Task statement. In the records below, find each line that holds "HapMap" and return it.

= = = = =

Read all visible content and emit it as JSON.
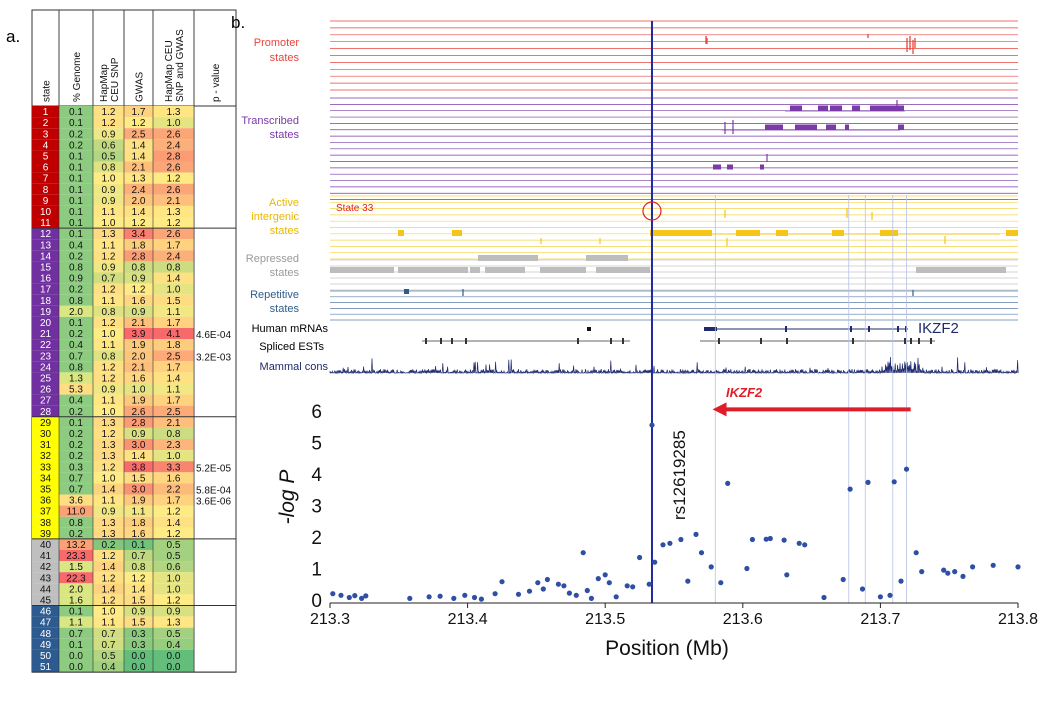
{
  "panel_a": {
    "label": "a.",
    "columns": [
      "state",
      "% Genome",
      "HapMap CEU SNP",
      "GWAS",
      "HapMap CEU SNP and GWAS",
      "p - value"
    ],
    "rows": [
      [
        "1",
        "0.1",
        "1.2",
        "1.7",
        "1.3",
        ""
      ],
      [
        "2",
        "0.1",
        "1.2",
        "1.2",
        "1.0",
        ""
      ],
      [
        "3",
        "0.2",
        "0.9",
        "2.5",
        "2.6",
        ""
      ],
      [
        "4",
        "0.2",
        "0.6",
        "1.4",
        "2.4",
        ""
      ],
      [
        "5",
        "0.1",
        "0.5",
        "1.4",
        "2.8",
        ""
      ],
      [
        "6",
        "0.1",
        "0.8",
        "2.1",
        "2.6",
        ""
      ],
      [
        "7",
        "0.1",
        "1.0",
        "1.3",
        "1.2",
        ""
      ],
      [
        "8",
        "0.1",
        "0.9",
        "2.4",
        "2.6",
        ""
      ],
      [
        "9",
        "0.1",
        "0.9",
        "2.0",
        "2.1",
        ""
      ],
      [
        "10",
        "0.1",
        "1.1",
        "1.4",
        "1.3",
        ""
      ],
      [
        "11",
        "0.1",
        "1.0",
        "1.2",
        "1.2",
        ""
      ],
      [
        "12",
        "0.1",
        "1.3",
        "3.4",
        "2.6",
        ""
      ],
      [
        "13",
        "0.4",
        "1.1",
        "1.8",
        "1.7",
        ""
      ],
      [
        "14",
        "0.2",
        "1.2",
        "2.8",
        "2.4",
        ""
      ],
      [
        "15",
        "0.8",
        "0.9",
        "0.8",
        "0.8",
        ""
      ],
      [
        "16",
        "0.9",
        "0.7",
        "0.9",
        "1.4",
        ""
      ],
      [
        "17",
        "0.2",
        "1.2",
        "1.2",
        "1.0",
        ""
      ],
      [
        "18",
        "0.8",
        "1.1",
        "1.6",
        "1.5",
        ""
      ],
      [
        "19",
        "2.0",
        "0.8",
        "0.9",
        "1.1",
        ""
      ],
      [
        "20",
        "0.1",
        "1.2",
        "2.1",
        "1.7",
        ""
      ],
      [
        "21",
        "0.2",
        "1.0",
        "3.9",
        "4.1",
        "4.6E-04"
      ],
      [
        "22",
        "0.4",
        "1.1",
        "1.9",
        "1.8",
        ""
      ],
      [
        "23",
        "0.7",
        "0.8",
        "2.0",
        "2.5",
        "3.2E-03"
      ],
      [
        "24",
        "0.8",
        "1.2",
        "2.1",
        "1.7",
        ""
      ],
      [
        "25",
        "1.3",
        "1.2",
        "1.6",
        "1.4",
        ""
      ],
      [
        "26",
        "5.3",
        "0.9",
        "1.0",
        "1.1",
        ""
      ],
      [
        "27",
        "0.4",
        "1.1",
        "1.9",
        "1.7",
        ""
      ],
      [
        "28",
        "0.2",
        "1.0",
        "2.6",
        "2.5",
        ""
      ],
      [
        "29",
        "0.1",
        "1.3",
        "2.8",
        "2.1",
        ""
      ],
      [
        "30",
        "0.2",
        "1.2",
        "0.9",
        "0.8",
        ""
      ],
      [
        "31",
        "0.2",
        "1.3",
        "3.0",
        "2.3",
        ""
      ],
      [
        "32",
        "0.2",
        "1.3",
        "1.4",
        "1.0",
        ""
      ],
      [
        "33",
        "0.3",
        "1.2",
        "3.8",
        "3.3",
        "5.2E-05"
      ],
      [
        "34",
        "0.7",
        "1.0",
        "1.5",
        "1.6",
        ""
      ],
      [
        "35",
        "0.7",
        "1.4",
        "3.0",
        "2.2",
        "5.8E-04"
      ],
      [
        "36",
        "3.6",
        "1.1",
        "1.9",
        "1.7",
        "3.6E-06"
      ],
      [
        "37",
        "11.0",
        "0.9",
        "1.1",
        "1.2",
        ""
      ],
      [
        "38",
        "0.8",
        "1.3",
        "1.8",
        "1.4",
        ""
      ],
      [
        "39",
        "0.2",
        "1.3",
        "1.6",
        "1.2",
        ""
      ],
      [
        "40",
        "13.2",
        "0.2",
        "0.1",
        "0.5",
        ""
      ],
      [
        "41",
        "23.3",
        "1.2",
        "0.7",
        "0.5",
        ""
      ],
      [
        "42",
        "1.5",
        "1.4",
        "0.8",
        "0.6",
        ""
      ],
      [
        "43",
        "22.3",
        "1.2",
        "1.2",
        "1.0",
        ""
      ],
      [
        "44",
        "2.0",
        "1.4",
        "1.4",
        "1.0",
        ""
      ],
      [
        "45",
        "1.6",
        "1.2",
        "1.5",
        "1.2",
        ""
      ],
      [
        "46",
        "0.1",
        "1.0",
        "0.9",
        "0.9",
        ""
      ],
      [
        "47",
        "1.1",
        "1.1",
        "1.5",
        "1.3",
        ""
      ],
      [
        "48",
        "0.7",
        "0.7",
        "0.3",
        "0.5",
        ""
      ],
      [
        "49",
        "0.1",
        "0.7",
        "0.3",
        "0.4",
        ""
      ],
      [
        "50",
        "0.0",
        "0.5",
        "0.0",
        "0.0",
        ""
      ],
      [
        "51",
        "0.0",
        "0.4",
        "0.0",
        "0.0",
        ""
      ]
    ],
    "groups": [
      {
        "name": "promoter",
        "from": 1,
        "to": 11,
        "color": "#c00000"
      },
      {
        "name": "transcribed",
        "from": 12,
        "to": 28,
        "color": "#7030a0"
      },
      {
        "name": "active intergenic",
        "from": 29,
        "to": 39,
        "color": "#ffff00"
      },
      {
        "name": "repressed",
        "from": 40,
        "to": 45,
        "color": "#bfbfbf"
      },
      {
        "name": "repetitive",
        "from": 46,
        "to": 51,
        "color": "#2e5b8f"
      }
    ]
  },
  "panel_b": {
    "label": "b.",
    "track_labels": {
      "promoter": [
        "Promoter",
        "states"
      ],
      "transcribed": [
        "Transcribed",
        "states"
      ],
      "active": [
        "Active",
        "intergenic",
        "states"
      ],
      "state33": "State 33",
      "repressed": [
        "Repressed",
        "states"
      ],
      "repetitive": [
        "Repetitive",
        "states"
      ],
      "mrna": "Human mRNAs",
      "est": "Spliced ESTs",
      "cons": "Mammal cons",
      "gene_track": "IKZF2"
    },
    "colors": {
      "promoter": "#e8453c",
      "transcribed": "#7a3aa8",
      "active": "#f5c518",
      "repressed": "#bdbdbd",
      "repetitive": "#2f5d8a",
      "snp_line": "#1f2a9e",
      "arrow": "#e01e2a",
      "points": "#2e4fa3"
    },
    "gene_arrow_label": "IKZF2",
    "snp_label": "rs12619285"
  },
  "chart_data": {
    "type": "scatter",
    "title": "",
    "xlabel": "Position (Mb)",
    "ylabel": "-log P",
    "xlim": [
      213.3,
      213.8
    ],
    "ylim": [
      0,
      6.6
    ],
    "xticks": [
      "213.3",
      "213.4",
      "213.5",
      "213.6",
      "213.7",
      "213.8"
    ],
    "yticks": [
      "0",
      "1",
      "2",
      "3",
      "4",
      "5",
      "6"
    ],
    "lead_snp": {
      "name": "rs12619285",
      "x": 213.534,
      "y": 5.55
    },
    "gene_arrow": {
      "label": "IKZF2",
      "x_start": 213.722,
      "x_end": 213.578,
      "y": 6.05
    },
    "points": [
      [
        213.302,
        0.2
      ],
      [
        213.308,
        0.15
      ],
      [
        213.314,
        0.08
      ],
      [
        213.318,
        0.14
      ],
      [
        213.323,
        0.05
      ],
      [
        213.326,
        0.13
      ],
      [
        213.358,
        0.05
      ],
      [
        213.372,
        0.1
      ],
      [
        213.38,
        0.12
      ],
      [
        213.39,
        0.05
      ],
      [
        213.398,
        0.15
      ],
      [
        213.405,
        0.08
      ],
      [
        213.41,
        0.03
      ],
      [
        213.42,
        0.2
      ],
      [
        213.425,
        0.58
      ],
      [
        213.437,
        0.18
      ],
      [
        213.445,
        0.28
      ],
      [
        213.451,
        0.55
      ],
      [
        213.455,
        0.35
      ],
      [
        213.458,
        0.65
      ],
      [
        213.466,
        0.5
      ],
      [
        213.47,
        0.45
      ],
      [
        213.474,
        0.22
      ],
      [
        213.479,
        0.15
      ],
      [
        213.484,
        1.5
      ],
      [
        213.487,
        0.3
      ],
      [
        213.49,
        0.05
      ],
      [
        213.495,
        0.68
      ],
      [
        213.5,
        0.8
      ],
      [
        213.503,
        0.55
      ],
      [
        213.508,
        0.1
      ],
      [
        213.516,
        0.45
      ],
      [
        213.52,
        0.42
      ],
      [
        213.525,
        1.35
      ],
      [
        213.532,
        0.5
      ],
      [
        213.536,
        1.2
      ],
      [
        213.542,
        1.75
      ],
      [
        213.547,
        1.8
      ],
      [
        213.555,
        1.92
      ],
      [
        213.56,
        0.6
      ],
      [
        213.566,
        2.08
      ],
      [
        213.57,
        1.5
      ],
      [
        213.577,
        1.05
      ],
      [
        213.584,
        0.55
      ],
      [
        213.589,
        3.7
      ],
      [
        213.603,
        1.0
      ],
      [
        213.607,
        1.92
      ],
      [
        213.617,
        1.93
      ],
      [
        213.62,
        1.95
      ],
      [
        213.63,
        1.9
      ],
      [
        213.632,
        0.8
      ],
      [
        213.641,
        1.8
      ],
      [
        213.645,
        1.75
      ],
      [
        213.659,
        0.08
      ],
      [
        213.673,
        0.65
      ],
      [
        213.678,
        3.52
      ],
      [
        213.687,
        0.35
      ],
      [
        213.691,
        3.73
      ],
      [
        213.7,
        0.1
      ],
      [
        213.707,
        0.15
      ],
      [
        213.71,
        3.75
      ],
      [
        213.715,
        0.6
      ],
      [
        213.719,
        4.15
      ],
      [
        213.726,
        1.5
      ],
      [
        213.73,
        0.9
      ],
      [
        213.746,
        0.95
      ],
      [
        213.749,
        0.85
      ],
      [
        213.754,
        0.9
      ],
      [
        213.76,
        0.75
      ],
      [
        213.767,
        1.05
      ],
      [
        213.782,
        1.1
      ],
      [
        213.8,
        1.05
      ]
    ],
    "guide_lines_x": [
      213.58,
      213.677,
      213.689,
      213.709,
      213.719
    ]
  }
}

= = = = =

Solution to this task.
      "HapMap CEU SNP",
      "HapMap CEU SNP and GWAS",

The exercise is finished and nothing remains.